[Extracted data entries]
— Start —

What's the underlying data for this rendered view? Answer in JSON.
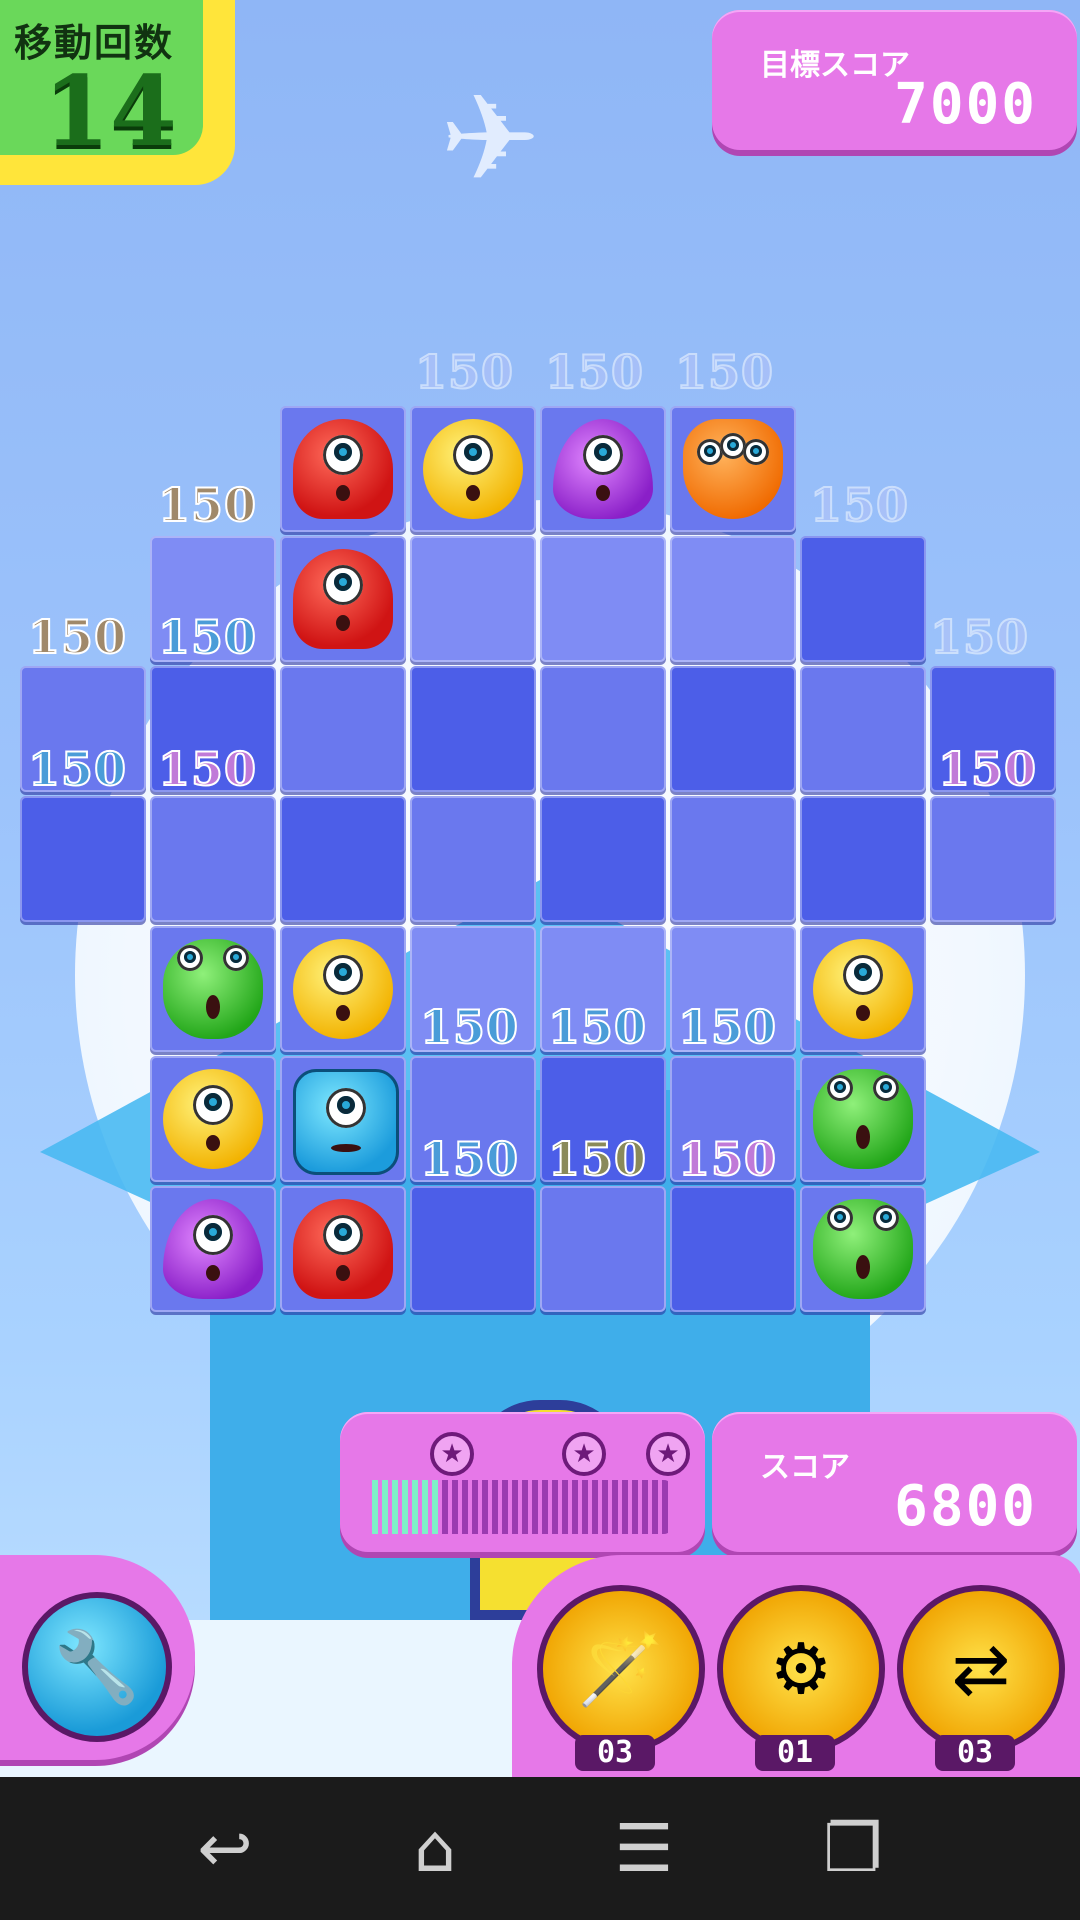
{
  "moves": {
    "label": "移動回数",
    "value": "14"
  },
  "target": {
    "label": "目標スコア",
    "value": "7000"
  },
  "score": {
    "label": "スコア",
    "value": "6800"
  },
  "progress": {
    "fill_fraction": 0.22,
    "stars": 3
  },
  "powerups": [
    {
      "icon": "wand-icon",
      "count": "03"
    },
    {
      "icon": "saw-icon",
      "count": "01"
    },
    {
      "icon": "swap-icon",
      "count": "03"
    }
  ],
  "points_popups": [
    "150",
    "150",
    "150",
    "150",
    "150",
    "150",
    "150",
    "150",
    "150",
    "150",
    "150",
    "150",
    "150",
    "150",
    "150",
    "150",
    "150",
    "150"
  ],
  "colors": {
    "panel_pink": "#e678e8",
    "moves_green": "#6ad85a",
    "moves_border": "#ffe53a",
    "board_tile": "#6a78ee"
  },
  "navbar": {
    "back": "back-icon",
    "home": "home-icon",
    "menu": "menu-icon",
    "recents": "recents-icon"
  }
}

— End —

**What is expected**
Check each line of the records for the word "icon" and extract those that contain it.

**Result of the exercise**
      "icon": "wand-icon",
      "icon": "saw-icon",
      "icon": "swap-icon",
    "back": "back-icon",
    "home": "home-icon",
    "menu": "menu-icon",
    "recents": "recents-icon"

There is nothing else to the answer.